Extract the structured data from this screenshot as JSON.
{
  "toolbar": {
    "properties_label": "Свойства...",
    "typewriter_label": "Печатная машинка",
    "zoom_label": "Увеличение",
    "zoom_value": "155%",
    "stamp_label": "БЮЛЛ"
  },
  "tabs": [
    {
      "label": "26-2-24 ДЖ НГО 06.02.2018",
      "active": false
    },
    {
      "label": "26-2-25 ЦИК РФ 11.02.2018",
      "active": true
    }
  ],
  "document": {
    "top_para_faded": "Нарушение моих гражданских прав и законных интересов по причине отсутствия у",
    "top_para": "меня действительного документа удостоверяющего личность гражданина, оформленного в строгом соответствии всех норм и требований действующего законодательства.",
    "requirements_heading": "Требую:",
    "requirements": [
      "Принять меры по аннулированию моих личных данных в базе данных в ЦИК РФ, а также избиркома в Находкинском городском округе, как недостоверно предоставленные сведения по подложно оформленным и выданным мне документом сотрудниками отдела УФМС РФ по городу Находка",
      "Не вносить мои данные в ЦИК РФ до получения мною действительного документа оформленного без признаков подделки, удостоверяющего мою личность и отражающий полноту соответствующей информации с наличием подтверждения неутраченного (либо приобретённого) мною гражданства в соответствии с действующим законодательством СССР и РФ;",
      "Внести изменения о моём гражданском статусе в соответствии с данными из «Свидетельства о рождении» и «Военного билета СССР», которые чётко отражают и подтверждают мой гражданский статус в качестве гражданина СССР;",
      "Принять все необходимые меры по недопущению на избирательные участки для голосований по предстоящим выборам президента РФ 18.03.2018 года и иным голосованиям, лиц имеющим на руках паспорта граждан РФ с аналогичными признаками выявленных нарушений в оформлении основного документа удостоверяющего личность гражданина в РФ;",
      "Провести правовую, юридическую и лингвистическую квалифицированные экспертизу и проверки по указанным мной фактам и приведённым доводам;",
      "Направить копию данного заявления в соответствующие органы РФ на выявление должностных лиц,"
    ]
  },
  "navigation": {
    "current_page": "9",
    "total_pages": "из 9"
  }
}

━━━━━━━━━━

- [Requirements]: Select every line where the word "оформленного" occurs.

- [Full response]:
    "top_para": "меня действительного документа удостоверяющего личность гражданина, оформленного в строгом соответствии всех норм и требований действующего законодательства.",
      "Не вносить мои данные в ЦИК РФ до получения мною действительного документа оформленного без признаков подделки, удостоверяющего мою личность и отражающий полноту соответствующей информации с наличием подтверждения неутраченного (либо приобретённого) мною гражданства в соответствии с действующим законодательством СССР и РФ;",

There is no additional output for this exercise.